#### [THE EXERCISE]
Faithfully return all lines, omitting every embedded picture.

#### [Entries from a visual dataset]
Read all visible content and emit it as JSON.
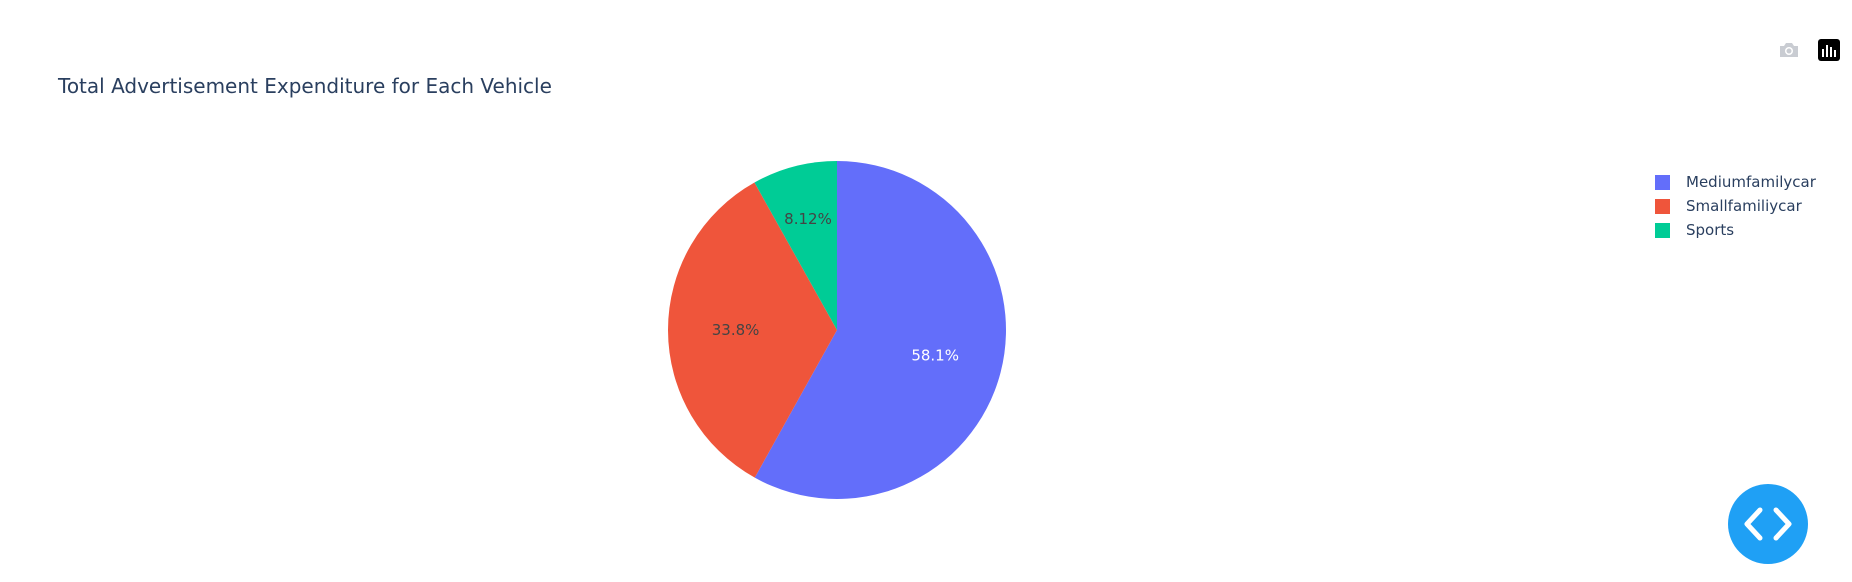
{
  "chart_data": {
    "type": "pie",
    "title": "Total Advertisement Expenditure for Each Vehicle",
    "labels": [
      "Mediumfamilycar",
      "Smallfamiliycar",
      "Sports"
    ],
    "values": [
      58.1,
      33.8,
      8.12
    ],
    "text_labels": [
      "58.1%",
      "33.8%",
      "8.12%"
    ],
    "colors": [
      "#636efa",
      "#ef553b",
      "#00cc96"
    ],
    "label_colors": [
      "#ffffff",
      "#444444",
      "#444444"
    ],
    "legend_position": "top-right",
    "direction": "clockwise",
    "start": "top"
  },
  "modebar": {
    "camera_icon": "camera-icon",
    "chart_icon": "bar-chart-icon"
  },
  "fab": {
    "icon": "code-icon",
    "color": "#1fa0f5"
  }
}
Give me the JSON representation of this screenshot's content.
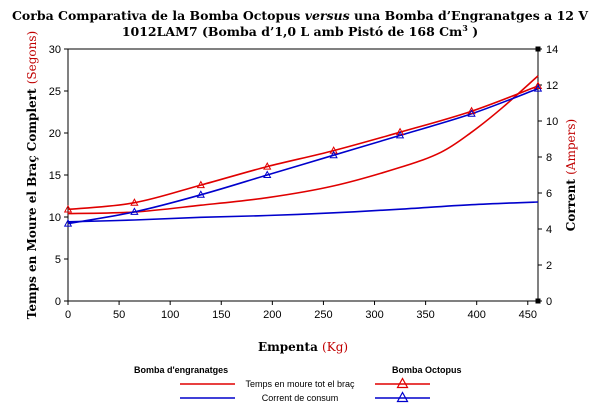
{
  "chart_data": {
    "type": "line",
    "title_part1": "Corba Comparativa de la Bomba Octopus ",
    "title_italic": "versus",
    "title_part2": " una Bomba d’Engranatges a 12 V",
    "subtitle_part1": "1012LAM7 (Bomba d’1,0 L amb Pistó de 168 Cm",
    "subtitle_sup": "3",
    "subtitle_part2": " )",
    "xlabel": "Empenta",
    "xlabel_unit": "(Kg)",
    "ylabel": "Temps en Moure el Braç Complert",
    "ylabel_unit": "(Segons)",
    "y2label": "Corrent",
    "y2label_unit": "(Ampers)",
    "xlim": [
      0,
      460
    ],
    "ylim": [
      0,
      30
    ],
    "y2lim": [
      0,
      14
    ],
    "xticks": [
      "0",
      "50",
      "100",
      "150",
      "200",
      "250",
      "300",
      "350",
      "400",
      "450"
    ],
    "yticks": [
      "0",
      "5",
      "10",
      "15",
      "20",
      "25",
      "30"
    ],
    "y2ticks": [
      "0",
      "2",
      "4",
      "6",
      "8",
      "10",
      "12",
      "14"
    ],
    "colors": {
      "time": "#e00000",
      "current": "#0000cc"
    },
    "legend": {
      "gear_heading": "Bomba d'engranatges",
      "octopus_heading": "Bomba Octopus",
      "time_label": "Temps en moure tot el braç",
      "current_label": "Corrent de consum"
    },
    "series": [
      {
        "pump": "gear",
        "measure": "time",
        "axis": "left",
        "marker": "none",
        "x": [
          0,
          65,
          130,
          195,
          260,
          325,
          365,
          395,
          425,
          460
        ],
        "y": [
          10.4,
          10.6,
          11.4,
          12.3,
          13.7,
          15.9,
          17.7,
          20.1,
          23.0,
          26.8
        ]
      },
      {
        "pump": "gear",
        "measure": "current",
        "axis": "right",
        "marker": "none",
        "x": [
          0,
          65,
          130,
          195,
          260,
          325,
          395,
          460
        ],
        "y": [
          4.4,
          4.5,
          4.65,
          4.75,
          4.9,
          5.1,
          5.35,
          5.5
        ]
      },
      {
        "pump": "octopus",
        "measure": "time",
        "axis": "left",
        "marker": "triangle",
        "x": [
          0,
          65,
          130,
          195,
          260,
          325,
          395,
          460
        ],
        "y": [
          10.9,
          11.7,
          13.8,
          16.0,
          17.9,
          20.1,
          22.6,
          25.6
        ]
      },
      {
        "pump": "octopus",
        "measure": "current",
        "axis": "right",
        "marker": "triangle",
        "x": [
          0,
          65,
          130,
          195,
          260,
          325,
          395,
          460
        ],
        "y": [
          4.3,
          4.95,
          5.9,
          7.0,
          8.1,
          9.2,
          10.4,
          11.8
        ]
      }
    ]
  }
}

#### [FULL ANSWER]
Read all visible content and emit it as JSON.
{
  "chart_data": {
    "type": "pie",
    "title": "Total Advertisement Expenditure for Each Vehicle",
    "labels": [
      "Mediumfamilycar",
      "Smallfamiliycar",
      "Sports"
    ],
    "values": [
      58.1,
      33.8,
      8.12
    ],
    "text_labels": [
      "58.1%",
      "33.8%",
      "8.12%"
    ],
    "colors": [
      "#636efa",
      "#ef553b",
      "#00cc96"
    ],
    "label_colors": [
      "#ffffff",
      "#444444",
      "#444444"
    ],
    "legend_position": "top-right",
    "direction": "clockwise",
    "start": "top"
  },
  "modebar": {
    "camera_icon": "camera-icon",
    "chart_icon": "bar-chart-icon"
  },
  "fab": {
    "icon": "code-icon",
    "color": "#1fa0f5"
  }
}
Give me the JSON representation of this screenshot's content.
{
  "chart_data": {
    "type": "line",
    "title_part1": "Corba Comparativa de la Bomba Octopus ",
    "title_italic": "versus",
    "title_part2": " una Bomba d’Engranatges a 12 V",
    "subtitle_part1": "1012LAM7 (Bomba d’1,0 L amb Pistó de 168 Cm",
    "subtitle_sup": "3",
    "subtitle_part2": " )",
    "xlabel": "Empenta",
    "xlabel_unit": "(Kg)",
    "ylabel": "Temps en Moure el Braç Complert",
    "ylabel_unit": "(Segons)",
    "y2label": "Corrent",
    "y2label_unit": "(Ampers)",
    "xlim": [
      0,
      460
    ],
    "ylim": [
      0,
      30
    ],
    "y2lim": [
      0,
      14
    ],
    "xticks": [
      "0",
      "50",
      "100",
      "150",
      "200",
      "250",
      "300",
      "350",
      "400",
      "450"
    ],
    "yticks": [
      "0",
      "5",
      "10",
      "15",
      "20",
      "25",
      "30"
    ],
    "y2ticks": [
      "0",
      "2",
      "4",
      "6",
      "8",
      "10",
      "12",
      "14"
    ],
    "colors": {
      "time": "#e00000",
      "current": "#0000cc"
    },
    "legend": {
      "gear_heading": "Bomba d'engranatges",
      "octopus_heading": "Bomba Octopus",
      "time_label": "Temps en moure tot el braç",
      "current_label": "Corrent de consum"
    },
    "series": [
      {
        "pump": "gear",
        "measure": "time",
        "axis": "left",
        "marker": "none",
        "x": [
          0,
          65,
          130,
          195,
          260,
          325,
          365,
          395,
          425,
          460
        ],
        "y": [
          10.4,
          10.6,
          11.4,
          12.3,
          13.7,
          15.9,
          17.7,
          20.1,
          23.0,
          26.8
        ]
      },
      {
        "pump": "gear",
        "measure": "current",
        "axis": "right",
        "marker": "none",
        "x": [
          0,
          65,
          130,
          195,
          260,
          325,
          395,
          460
        ],
        "y": [
          4.4,
          4.5,
          4.65,
          4.75,
          4.9,
          5.1,
          5.35,
          5.5
        ]
      },
      {
        "pump": "octopus",
        "measure": "time",
        "axis": "left",
        "marker": "triangle",
        "x": [
          0,
          65,
          130,
          195,
          260,
          325,
          395,
          460
        ],
        "y": [
          10.9,
          11.7,
          13.8,
          16.0,
          17.9,
          20.1,
          22.6,
          25.6
        ]
      },
      {
        "pump": "octopus",
        "measure": "current",
        "axis": "right",
        "marker": "triangle",
        "x": [
          0,
          65,
          130,
          195,
          260,
          325,
          395,
          460
        ],
        "y": [
          4.3,
          4.95,
          5.9,
          7.0,
          8.1,
          9.2,
          10.4,
          11.8
        ]
      }
    ]
  }
}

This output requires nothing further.